== Exercise aim ==
Copy out each line below that has the word "xlabel" in it.

^^^^^^^^

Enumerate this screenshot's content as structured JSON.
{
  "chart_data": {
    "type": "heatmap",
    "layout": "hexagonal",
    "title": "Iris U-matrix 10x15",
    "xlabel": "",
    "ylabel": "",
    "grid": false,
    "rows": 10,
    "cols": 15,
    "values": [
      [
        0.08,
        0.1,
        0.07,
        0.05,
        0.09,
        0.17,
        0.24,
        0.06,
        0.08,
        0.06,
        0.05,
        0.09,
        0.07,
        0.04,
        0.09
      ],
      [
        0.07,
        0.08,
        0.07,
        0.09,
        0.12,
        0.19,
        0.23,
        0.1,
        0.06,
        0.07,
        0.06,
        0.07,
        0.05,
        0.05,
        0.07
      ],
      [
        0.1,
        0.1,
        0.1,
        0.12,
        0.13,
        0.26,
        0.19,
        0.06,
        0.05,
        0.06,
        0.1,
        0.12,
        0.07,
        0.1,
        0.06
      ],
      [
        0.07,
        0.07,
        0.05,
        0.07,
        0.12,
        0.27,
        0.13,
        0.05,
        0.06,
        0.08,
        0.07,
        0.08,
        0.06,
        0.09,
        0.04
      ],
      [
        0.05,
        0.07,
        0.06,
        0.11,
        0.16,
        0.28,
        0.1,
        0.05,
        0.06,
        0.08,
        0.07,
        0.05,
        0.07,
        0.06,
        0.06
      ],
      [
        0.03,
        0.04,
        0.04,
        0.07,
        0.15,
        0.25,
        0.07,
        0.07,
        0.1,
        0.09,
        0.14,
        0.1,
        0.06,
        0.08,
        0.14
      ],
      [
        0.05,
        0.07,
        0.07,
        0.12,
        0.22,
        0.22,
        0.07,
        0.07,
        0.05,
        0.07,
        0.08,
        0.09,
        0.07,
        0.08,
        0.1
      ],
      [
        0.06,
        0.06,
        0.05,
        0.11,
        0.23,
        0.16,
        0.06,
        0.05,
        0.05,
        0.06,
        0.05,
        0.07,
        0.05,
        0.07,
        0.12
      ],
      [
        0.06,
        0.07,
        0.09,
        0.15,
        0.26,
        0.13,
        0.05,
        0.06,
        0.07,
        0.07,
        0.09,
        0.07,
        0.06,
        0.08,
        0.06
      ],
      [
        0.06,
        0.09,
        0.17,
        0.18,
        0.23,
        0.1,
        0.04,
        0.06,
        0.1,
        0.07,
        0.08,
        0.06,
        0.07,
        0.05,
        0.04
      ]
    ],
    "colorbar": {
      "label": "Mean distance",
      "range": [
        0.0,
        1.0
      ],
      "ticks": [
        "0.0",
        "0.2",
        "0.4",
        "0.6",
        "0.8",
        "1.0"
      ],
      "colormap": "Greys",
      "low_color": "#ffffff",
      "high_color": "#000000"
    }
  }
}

^^^^^^^^

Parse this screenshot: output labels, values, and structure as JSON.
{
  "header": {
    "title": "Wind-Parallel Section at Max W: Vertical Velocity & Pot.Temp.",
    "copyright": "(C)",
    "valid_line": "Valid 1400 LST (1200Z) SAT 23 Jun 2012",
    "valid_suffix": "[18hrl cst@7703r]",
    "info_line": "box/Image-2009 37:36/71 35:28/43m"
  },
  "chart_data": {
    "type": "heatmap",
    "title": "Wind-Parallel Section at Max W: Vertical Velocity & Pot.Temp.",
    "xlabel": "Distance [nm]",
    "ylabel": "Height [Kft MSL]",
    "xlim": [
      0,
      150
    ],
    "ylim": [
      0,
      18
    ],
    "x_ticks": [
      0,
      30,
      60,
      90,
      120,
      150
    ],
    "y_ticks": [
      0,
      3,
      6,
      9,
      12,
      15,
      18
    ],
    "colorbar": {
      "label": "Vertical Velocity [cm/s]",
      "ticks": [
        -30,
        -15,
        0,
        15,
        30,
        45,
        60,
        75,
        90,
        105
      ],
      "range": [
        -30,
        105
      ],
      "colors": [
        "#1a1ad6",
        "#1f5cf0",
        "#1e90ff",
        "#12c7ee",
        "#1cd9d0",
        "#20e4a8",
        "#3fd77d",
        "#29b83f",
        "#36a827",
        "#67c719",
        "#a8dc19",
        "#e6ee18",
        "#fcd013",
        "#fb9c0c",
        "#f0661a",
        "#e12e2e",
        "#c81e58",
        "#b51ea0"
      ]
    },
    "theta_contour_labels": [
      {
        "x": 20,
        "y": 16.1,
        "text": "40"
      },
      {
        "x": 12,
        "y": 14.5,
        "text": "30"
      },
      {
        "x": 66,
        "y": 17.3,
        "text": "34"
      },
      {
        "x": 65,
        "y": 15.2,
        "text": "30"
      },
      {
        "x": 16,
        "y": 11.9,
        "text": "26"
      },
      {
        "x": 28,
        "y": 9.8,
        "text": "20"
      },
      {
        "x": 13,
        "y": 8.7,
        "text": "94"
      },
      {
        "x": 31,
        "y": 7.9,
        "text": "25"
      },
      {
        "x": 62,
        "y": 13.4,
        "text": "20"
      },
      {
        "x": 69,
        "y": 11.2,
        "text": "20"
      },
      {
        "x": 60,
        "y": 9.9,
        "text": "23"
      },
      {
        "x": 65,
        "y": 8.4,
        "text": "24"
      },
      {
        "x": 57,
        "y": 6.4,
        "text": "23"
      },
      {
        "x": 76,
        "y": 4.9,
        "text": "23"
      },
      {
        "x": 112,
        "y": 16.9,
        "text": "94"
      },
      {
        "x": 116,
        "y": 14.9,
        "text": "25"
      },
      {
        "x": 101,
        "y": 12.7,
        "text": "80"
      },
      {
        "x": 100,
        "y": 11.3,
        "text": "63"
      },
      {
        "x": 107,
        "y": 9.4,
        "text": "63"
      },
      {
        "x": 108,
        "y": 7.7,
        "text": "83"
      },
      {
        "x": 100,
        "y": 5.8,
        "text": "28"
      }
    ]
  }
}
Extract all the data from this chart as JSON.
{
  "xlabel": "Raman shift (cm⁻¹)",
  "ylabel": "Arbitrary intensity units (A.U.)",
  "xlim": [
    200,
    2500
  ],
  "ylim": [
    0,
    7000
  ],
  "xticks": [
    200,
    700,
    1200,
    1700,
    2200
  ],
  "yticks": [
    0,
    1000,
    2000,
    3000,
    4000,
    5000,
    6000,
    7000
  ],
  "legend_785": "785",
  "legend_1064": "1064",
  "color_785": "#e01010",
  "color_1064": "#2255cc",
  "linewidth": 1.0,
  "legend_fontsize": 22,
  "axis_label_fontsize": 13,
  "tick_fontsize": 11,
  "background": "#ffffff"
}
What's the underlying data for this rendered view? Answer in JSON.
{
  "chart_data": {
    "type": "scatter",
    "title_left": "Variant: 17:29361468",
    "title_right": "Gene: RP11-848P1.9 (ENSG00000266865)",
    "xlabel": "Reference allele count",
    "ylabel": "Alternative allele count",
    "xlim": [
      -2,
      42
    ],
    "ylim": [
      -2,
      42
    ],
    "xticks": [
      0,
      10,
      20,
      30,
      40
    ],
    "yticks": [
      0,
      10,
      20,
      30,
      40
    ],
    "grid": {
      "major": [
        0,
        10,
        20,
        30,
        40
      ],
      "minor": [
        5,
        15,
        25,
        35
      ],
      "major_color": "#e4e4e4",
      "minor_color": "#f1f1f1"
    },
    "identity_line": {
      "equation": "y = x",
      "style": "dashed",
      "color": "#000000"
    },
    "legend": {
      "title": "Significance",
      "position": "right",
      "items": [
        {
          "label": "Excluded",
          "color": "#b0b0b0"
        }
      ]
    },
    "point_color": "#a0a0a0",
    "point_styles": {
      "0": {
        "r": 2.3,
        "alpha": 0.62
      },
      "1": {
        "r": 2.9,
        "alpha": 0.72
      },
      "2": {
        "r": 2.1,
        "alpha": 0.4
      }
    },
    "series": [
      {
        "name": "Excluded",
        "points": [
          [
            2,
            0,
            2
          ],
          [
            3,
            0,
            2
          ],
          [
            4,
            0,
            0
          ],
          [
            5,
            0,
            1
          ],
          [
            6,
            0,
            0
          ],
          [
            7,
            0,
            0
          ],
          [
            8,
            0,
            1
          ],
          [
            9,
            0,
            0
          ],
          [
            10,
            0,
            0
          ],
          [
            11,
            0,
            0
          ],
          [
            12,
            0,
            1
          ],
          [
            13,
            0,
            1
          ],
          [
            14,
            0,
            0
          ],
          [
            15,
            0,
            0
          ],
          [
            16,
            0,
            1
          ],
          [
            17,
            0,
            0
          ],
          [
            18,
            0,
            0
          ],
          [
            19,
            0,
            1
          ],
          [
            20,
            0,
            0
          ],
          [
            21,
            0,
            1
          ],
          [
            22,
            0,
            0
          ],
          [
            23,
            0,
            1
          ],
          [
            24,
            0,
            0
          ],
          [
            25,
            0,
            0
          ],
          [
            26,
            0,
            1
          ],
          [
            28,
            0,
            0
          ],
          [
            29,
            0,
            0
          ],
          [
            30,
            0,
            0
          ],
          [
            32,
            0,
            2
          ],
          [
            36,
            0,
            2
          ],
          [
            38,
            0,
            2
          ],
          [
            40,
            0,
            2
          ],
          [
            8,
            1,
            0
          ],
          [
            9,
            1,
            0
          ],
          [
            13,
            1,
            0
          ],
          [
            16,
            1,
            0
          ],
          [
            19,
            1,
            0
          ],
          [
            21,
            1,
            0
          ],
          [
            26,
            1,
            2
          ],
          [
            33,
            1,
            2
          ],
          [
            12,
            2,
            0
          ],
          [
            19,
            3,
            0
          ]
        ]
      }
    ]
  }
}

^^^^^^^^

== Solved exercise ==
    "xlabel": "",
    "xlabel": "Distance [nm]",
  "xlabel": "Raman shift (cm⁻¹)",
    "xlabel": "Reference allele count",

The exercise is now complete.